[Layout coordinate data]
= = = =

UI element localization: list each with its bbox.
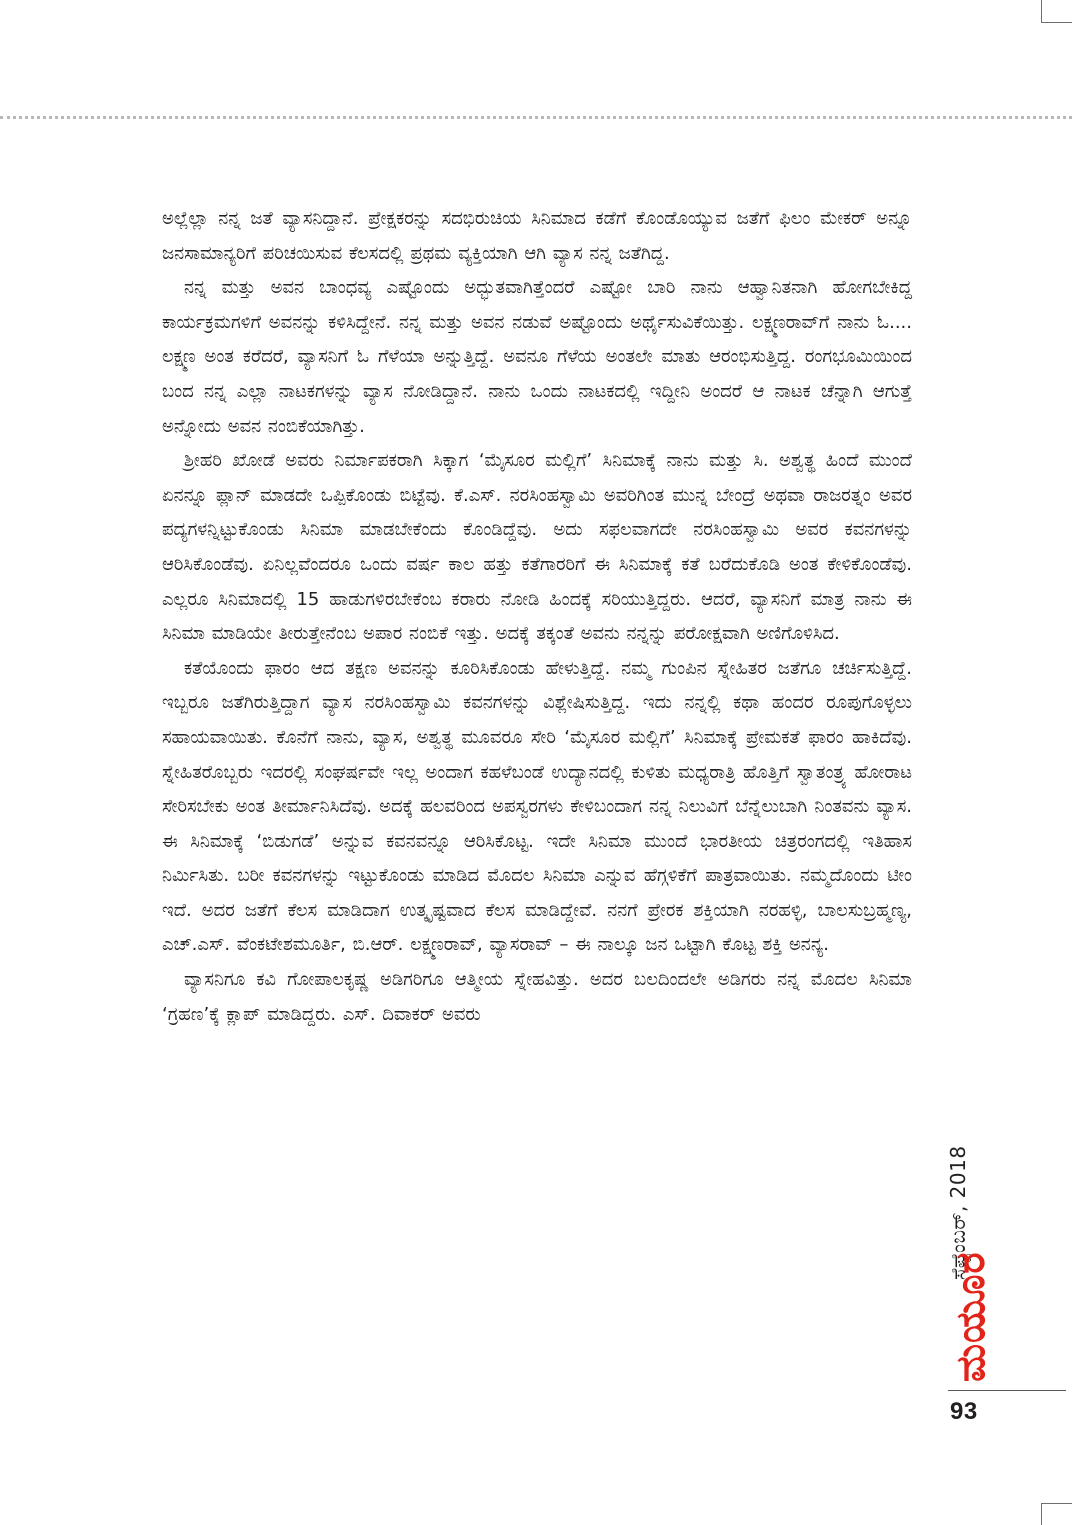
page-number: 93 [950, 1398, 978, 1425]
crop-mark-bottom-vertical [1041, 1503, 1042, 1525]
magazine-logo: ಮಯೂರ [948, 1251, 994, 1382]
crop-mark-bottom-horizontal [1041, 1503, 1072, 1504]
article-body [162, 202, 912, 1032]
folio-rule [948, 1390, 1066, 1391]
paragraph: ವ್ಯಾಸನಿಗೂ ಕವಿ ಗೋಪಾಲಕೃಷ್ಣ ಅಡಿಗರಿಗೂ ಆತ್ಮೀಯ ಸ್ನೇಹವಿತ್ತು. ಅದರ ಬಲದಿಂದಲೇ ಅಡಿಗರು ನನ್ನ ಮೊದಲ ಸಿನಿಮಾ ‘ಗ್ರಹಣ’ಕ್ಕೆ ಕ್ಲಾಪ್ ಮಾಡಿದ್ದರು. ಎಸ್. ದಿವಾಕರ್ ಅವರು [162, 969, 912, 1025]
crop-mark-top-horizontal [1041, 22, 1072, 23]
paragraph: ಕತೆಯೊಂದು ಫಾರಂ ಆದ ತಕ್ಷಣ ಅವನನ್ನು ಕೂರಿಸಿಕೊಂಡು ಹೇಳುತ್ತಿದ್ದೆ. ನಮ್ಮ ಗುಂಪಿನ ಸ್ನೇಹಿತರ ಜತೆಗೂ ಚರ್ಚಿಸುತ್ತಿದ್ದೆ. ಇಬ್ಬರೂ ಜತೆಗಿರುತ್ತಿದ್ದಾಗ ವ್ಯಾಸ ನರಸಿಂಹಸ್ವಾಮಿ ಕವನಗಳನ್ನು ವಿಶ್ಲೇಷಿಸುತ್ತಿದ್ದ. ಇದು ನನ್ನಲ್ಲಿ ಕಥಾ ಹಂದರ ರೂಪುಗೊಳ್ಳಲು ಸಹಾಯವಾಯಿತು. ಕೊನೆಗೆ ನಾನು, ವ್ಯಾಸ, ಅಶ್ವತ್ಥ ಮೂವರೂ ಸೇರಿ ‘ಮೈಸೂರ ಮಲ್ಲಿಗೆ’ ಸಿನಿಮಾಕ್ಕೆ ಪ್ರೇಮಕತೆ ಫಾರಂ ಹಾಕಿದೆವು. ಸ್ನೇಹಿತರೊಬ್ಬರು ಇದರಲ್ಲಿ ಸಂಘರ್ಷವೇ ಇಲ್ಲ ಅಂದಾಗ ಕಹಳೆಬಂಡೆ ಉದ್ಯಾನದಲ್ಲಿ ಕುಳಿತು ಮಧ್ಯರಾತ್ರಿ ಹೊತ್ತಿಗೆ ಸ್ವಾತಂತ್ರ್ಯ ಹೋರಾಟ ಸೇರಿಸಬೇಕು ಅಂತ ತೀರ್ಮಾನಿಸಿದೆವು. ಅದಕ್ಕೆ ಹಲವರಿಂದ ಅಪಸ್ವರಗಳು ಕೇಳಿಬಂದಾಗ ನನ್ನ ನಿಲುವಿಗೆ ಬೆನ್ನೆಲುಬಾಗಿ ನಿಂತವನು ವ್ಯಾಸ. ಈ ಸಿನಿಮಾಕ್ಕೆ ‘ಬಿಡುಗಡೆ’ ಅನ್ನುವ ಕವನವನ್ನೂ ಆರಿಸಿಕೊಟ್ಟ. ಇದೇ ಸಿನಿಮಾ ಮುಂದೆ ಭಾರತೀಯ ಚಿತ್ರರಂಗದಲ್ಲಿ ಇತಿಹಾಸ ನಿರ್ಮಿಸಿತು. ಬರೀ ಕವನಗಳನ್ನು ಇಟ್ಟುಕೊಂಡು ಮಾಡಿದ ಮೊದಲ ಸಿನಿಮಾ ಎನ್ನುವ ಹೆಗ್ಗಳಿಕೆಗೆ ಪಾತ್ರವಾಯಿತು. ನಮ್ಮದೊಂದು ಟೀಂ ಇದೆ. ಅದರ ಜತೆಗೆ ಕೆಲಸ ಮಾಡಿದಾಗ ಉತ್ಕೃಷ್ಟವಾದ ಕೆಲಸ ಮಾಡಿದ್ದೇವೆ. ನನಗೆ ಪ್ರೇರಕ ಶಕ್ತಿಯಾಗಿ ನರಹಳ್ಳಿ, ಬಾಲಸುಬ್ರಹ್ಮಣ್ಯ, ಎಚ್.ಎಸ್. ವೆಂಕಟೇಶಮೂರ್ತಿ, ಬಿ.ಆರ್. ಲಕ್ಷ್ಮಣರಾವ್, ವ್ಯಾಸರಾವ್ – ಈ ನಾಲ್ಕೂ ಜನ ಒಟ್ಟಾಗಿ ಕೊಟ್ಟ ಶಕ್ತಿ ಅನನ್ಯ. [162, 657, 912, 956]
crop-mark-top-vertical [1041, 0, 1042, 22]
header-dotted-rule [0, 116, 1072, 119]
issue-date: ಸೆಪ್ಟೆಂಬರ್, 2018 [946, 1145, 970, 1280]
paragraph: ನನ್ನ ಮತ್ತು ಅವನ ಬಾಂಧವ್ಯ ಎಷ್ಟೊಂದು ಅದ್ಭುತವಾಗಿತ್ತೆಂದರೆ ಎಷ್ಟೋ ಬಾರಿ ನಾನು ಆಹ್ವಾನಿತನಾಗಿ ಹೋಗಬೇಕಿದ್ದ ಕಾರ್ಯಕ್ರಮಗಳಿಗೆ ಅವನನ್ನು ಕಳಿಸಿದ್ದೇನೆ. ನನ್ನ ಮತ್ತು ಅವನ ನಡುವೆ ಅಷ್ಟೊಂದು ಅರ್ಥೈಸುವಿಕೆಯಿತ್ತು. ಲಕ್ಷ್ಮಣರಾವ್‌ಗೆ ನಾನು ಓ.... ಲಕ್ಷ್ಮಣ ಅಂತ ಕರೆದರೆ, ವ್ಯಾಸನಿಗೆ ಓ ಗೆಳೆಯಾ ಅನ್ನುತ್ತಿದ್ದೆ. ಅವನೂ ಗೆಳೆಯ ಅಂತಲೇ ಮಾತು ಆರಂಭಿಸುತ್ತಿದ್ದ. ರಂಗಭೂಮಿಯಿಂದ ಬಂದ ನನ್ನ ಎಲ್ಲಾ ನಾಟಕಗಳನ್ನು ವ್ಯಾಸ ನೋಡಿದ್ದಾನೆ. ನಾನು ಒಂದು ನಾಟಕದಲ್ಲಿ ಇದ್ದೀನಿ ಅಂದರೆ ಆ ನಾಟಕ ಚೆನ್ನಾಗಿ ಆಗುತ್ತೆ ಅನ್ನೋದು ಅವನ ನಂಬಿಕೆಯಾಗಿತ್ತು. [162, 277, 912, 437]
paragraph: ಅಲ್ಲೆಲ್ಲಾ ನನ್ನ ಜತೆ ವ್ಯಾಸನಿದ್ದಾನೆ. ಪ್ರೇಕ್ಷಕರನ್ನು ಸದಭಿರುಚಿಯ ಸಿನಿಮಾದ ಕಡೆಗೆ ಕೊಂಡೊಯ್ಯುವ ಜತೆಗೆ ಫಿಲಂ ಮೇಕರ್ ಅನ್ನೂ ಜನಸಾಮಾನ್ಯರಿಗೆ ಪರಿಚಯಿಸುವ ಕೆಲಸದಲ್ಲಿ ಪ್ರಥಮ ವ್ಯಕ್ತಿಯಾಗಿ ಆಗಿ ವ್ಯಾಸ ನನ್ನ ಜತೆಗಿದ್ದ. [162, 208, 912, 264]
paragraph: ಶ್ರೀಹರಿ ಖೋಡೆ ಅವರು ನಿರ್ಮಾಪಕರಾಗಿ ಸಿಕ್ಕಾಗ ‘ಮೈಸೂರ ಮಲ್ಲಿಗೆ’ ಸಿನಿಮಾಕ್ಕೆ ನಾನು ಮತ್ತು ಸಿ. ಅಶ್ವತ್ಥ ಹಿಂದೆ ಮುಂದೆ ಏನನ್ನೂ ಪ್ಲಾನ್ ಮಾಡದೇ ಒಪ್ಪಿಕೊಂಡು ಬಿಟ್ಟೆವು. ಕೆ.ಎಸ್. ನರಸಿಂಹಸ್ವಾಮಿ ಅವರಿಗಿಂತ ಮುನ್ನ ಬೇಂದ್ರೆ ಅಥವಾ ರಾಜರತ್ನಂ ಅವರ ಪದ್ಯಗಳನ್ನಿಟ್ಟುಕೊಂಡು ಸಿನಿಮಾ ಮಾಡಬೇಕೆಂದು ಕೊಂಡಿದ್ದೆವು. ಅದು ಸಫಲವಾಗದೇ ನರಸಿಂಹಸ್ವಾಮಿ ಅವರ ಕವನಗಳನ್ನು ಆರಿಸಿಕೊಂಡೆವು. ಏನಿಲ್ಲವೆಂದರೂ ಒಂದು ವರ್ಷ ಕಾಲ ಹತ್ತು ಕತೆಗಾರರಿಗೆ ಈ ಸಿನಿಮಾಕ್ಕೆ ಕತೆ ಬರೆದುಕೊಡಿ ಅಂತ ಕೇಳಿಕೊಂಡೆವು. ಎಲ್ಲರೂ ಸಿನಿಮಾದಲ್ಲಿ 15 ಹಾಡುಗಳಿರಬೇಕೆಂಬ ಕರಾರು ನೋಡಿ ಹಿಂದಕ್ಕೆ ಸರಿಯುತ್ತಿದ್ದರು. ಆದರೆ, ವ್ಯಾಸನಿಗೆ ಮಾತ್ರ ನಾನು ಈ ಸಿನಿಮಾ ಮಾಡಿಯೇ ತೀರುತ್ತೇನೆಂಬ ಅಪಾರ ನಂಬಿಕೆ ಇತ್ತು. ಅದಕ್ಕೆ ತಕ್ಕಂತೆ ಅವನು ನನ್ನನ್ನು ಪರೋಕ್ಷವಾಗಿ ಅಣಿಗೊಳಿಸಿದ. [162, 450, 912, 645]
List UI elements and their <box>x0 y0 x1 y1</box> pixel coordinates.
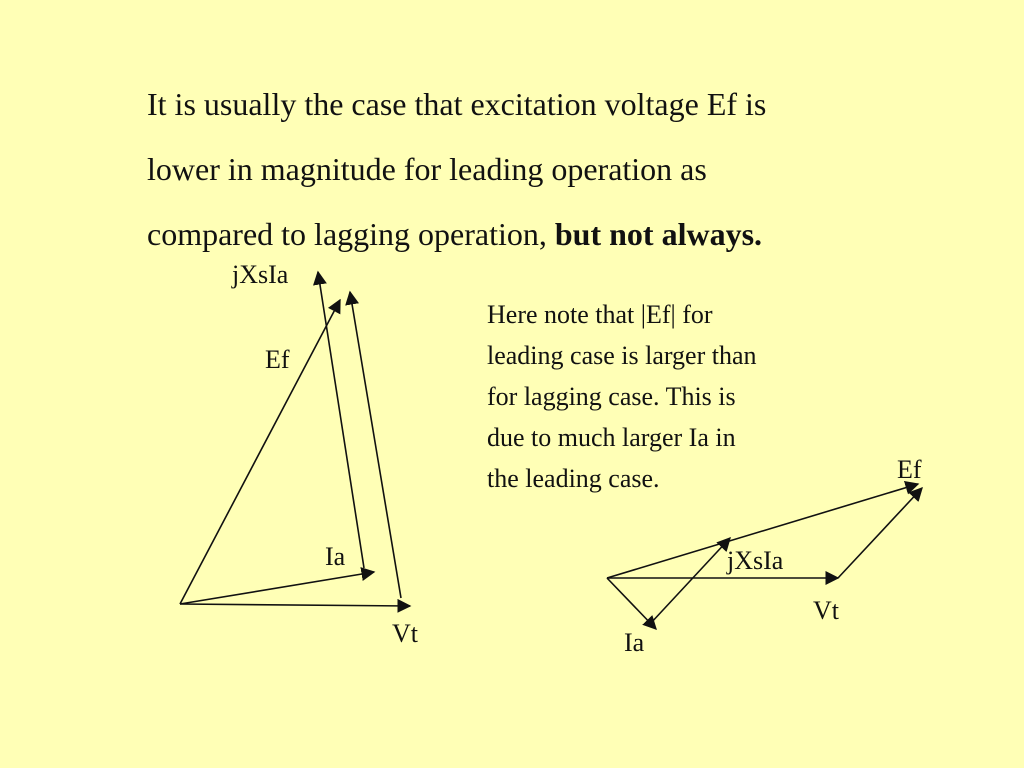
main-line-2: lower in magnitude for leading operation as <box>147 151 707 187</box>
leading-jxsia-label: jXsIa <box>232 260 289 289</box>
leading-ia-phasor <box>180 572 374 604</box>
note-line-3: for lagging case. This is <box>487 382 736 411</box>
leading-vt-label: Vt <box>392 619 418 648</box>
lagging-jxsia-phasor <box>838 488 922 578</box>
note-line-1: Here note that |Ef| for <box>487 300 713 329</box>
main-line-3-text: compared to lagging operation, <box>147 216 555 252</box>
lagging-vt-label: Vt <box>813 596 839 625</box>
leading-phasor-diagram <box>180 272 410 606</box>
lagging-ia-label: Ia <box>624 628 645 657</box>
leading-ef-label: Ef <box>265 345 290 374</box>
leading-vt-to-ef-line <box>350 292 401 598</box>
main-line-1: It is usually the case that excitation voltage Ef is <box>147 86 767 122</box>
note-line-5: the leading case. <box>487 464 660 493</box>
leading-vt-phasor <box>180 604 410 606</box>
lagging-jxsia-label: jXsIa <box>727 546 784 575</box>
main-line-3-emphasis: but not always. <box>554 216 763 252</box>
lagging-ia-phasor <box>607 578 656 629</box>
leading-ia-label: Ia <box>325 542 346 571</box>
leading-ef-phasor <box>180 300 340 604</box>
leading-jxsia-phasor <box>318 272 364 571</box>
lagging-ia-to-ef-line <box>650 538 730 624</box>
note-line-2: leading case is larger than <box>487 341 757 370</box>
lagging-ef-label: Ef <box>897 455 922 484</box>
note-line-4: due to much larger Ia in <box>487 423 736 452</box>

= = = =

[Problem statement] In the listing, from the line with "page-number: 93 [950, 1398, 978, 1425]" to the line with "crop-mark-top-horizontal [1041, 22, 1072, 23]", switch "folio-rule" to "footer-rule" and give back only those lines, with nothing else altered.

[Final answer]
page-number: 93 [950, 1398, 978, 1425]
crop-mark-bottom-vertical [1041, 1503, 1042, 1525]
magazine-logo: ಮಯೂರ [948, 1251, 994, 1382]
crop-mark-bottom-horizontal [1041, 1503, 1072, 1504]
article-body [162, 202, 912, 1032]
footer-rule [948, 1390, 1066, 1391]
paragraph: ವ್ಯಾಸನಿಗೂ ಕವಿ ಗೋಪಾಲಕೃಷ್ಣ ಅಡಿಗರಿಗೂ ಆತ್ಮೀಯ ಸ್ನೇಹವಿತ್ತು. ಅದರ ಬಲದಿಂದಲೇ ಅಡಿಗರು ನನ್ನ ಮೊದಲ ಸಿನಿಮಾ ‘ಗ್ರಹಣ’ಕ್ಕೆ ಕ್ಲಾಪ್ ಮಾಡಿದ್ದರು. ಎಸ್. ದಿವಾಕರ್ ಅವರು [162, 969, 912, 1025]
crop-mark-top-horizontal [1041, 22, 1072, 23]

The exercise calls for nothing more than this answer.